- **What you are asked to do**:
Wherever "JSON" appears in a line, list that line.

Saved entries
◆ ◆ ◆ ◆ ◆
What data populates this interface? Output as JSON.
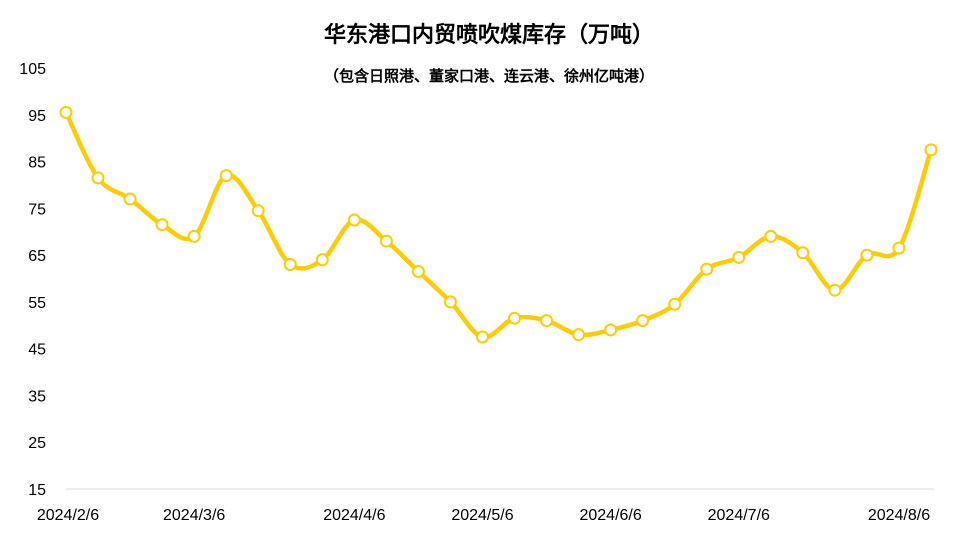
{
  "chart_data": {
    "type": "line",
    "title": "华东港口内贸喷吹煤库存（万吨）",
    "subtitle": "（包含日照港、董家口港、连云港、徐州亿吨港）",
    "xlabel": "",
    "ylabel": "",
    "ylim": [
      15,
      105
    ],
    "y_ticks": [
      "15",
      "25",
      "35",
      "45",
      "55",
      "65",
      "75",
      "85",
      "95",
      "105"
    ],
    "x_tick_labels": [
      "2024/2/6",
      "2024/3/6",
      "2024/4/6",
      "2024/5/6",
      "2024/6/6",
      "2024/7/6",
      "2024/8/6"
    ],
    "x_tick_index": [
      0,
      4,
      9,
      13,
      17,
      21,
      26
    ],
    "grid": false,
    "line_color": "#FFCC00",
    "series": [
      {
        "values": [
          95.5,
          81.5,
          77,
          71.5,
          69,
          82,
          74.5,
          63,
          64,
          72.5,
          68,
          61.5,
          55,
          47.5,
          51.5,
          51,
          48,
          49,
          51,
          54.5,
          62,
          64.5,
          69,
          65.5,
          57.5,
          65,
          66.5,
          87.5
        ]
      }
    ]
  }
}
◆ ◆ ◆ ◆ ◆
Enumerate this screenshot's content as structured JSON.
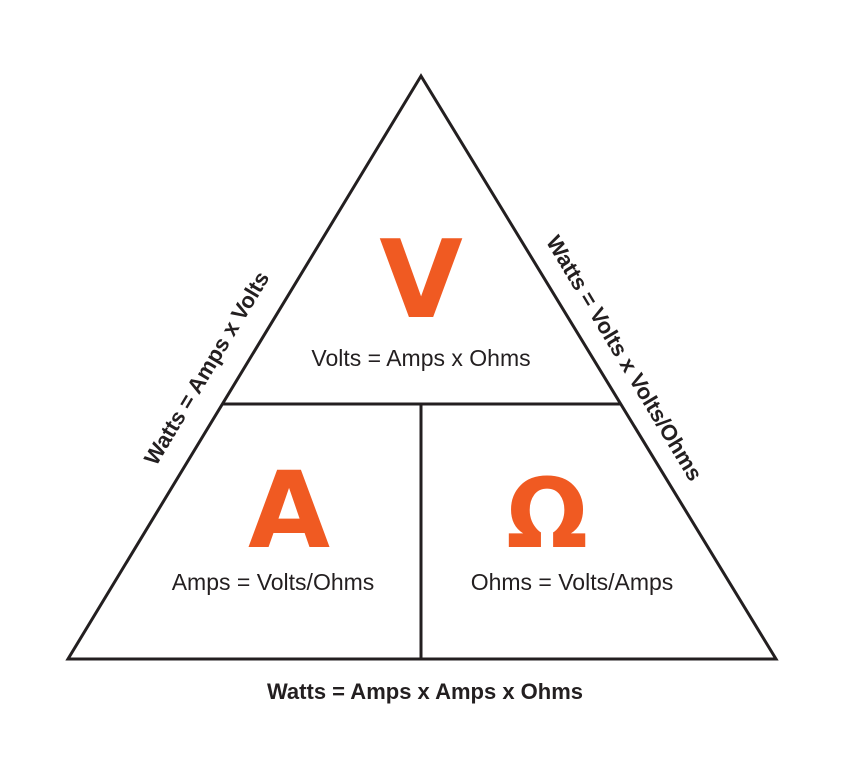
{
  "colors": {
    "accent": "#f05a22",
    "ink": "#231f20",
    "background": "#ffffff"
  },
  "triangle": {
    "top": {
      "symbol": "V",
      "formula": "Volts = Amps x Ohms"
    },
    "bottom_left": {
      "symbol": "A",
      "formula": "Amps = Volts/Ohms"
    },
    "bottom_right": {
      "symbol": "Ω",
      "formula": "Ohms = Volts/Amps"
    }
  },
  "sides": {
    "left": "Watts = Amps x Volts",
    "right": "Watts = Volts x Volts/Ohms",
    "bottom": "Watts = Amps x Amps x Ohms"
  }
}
◆ ◆ ◆ ◆ ◆
- **Answer for the task**:
What data populates this interface? Output as JSON.
Enumerate this screenshot's content as structured JSON.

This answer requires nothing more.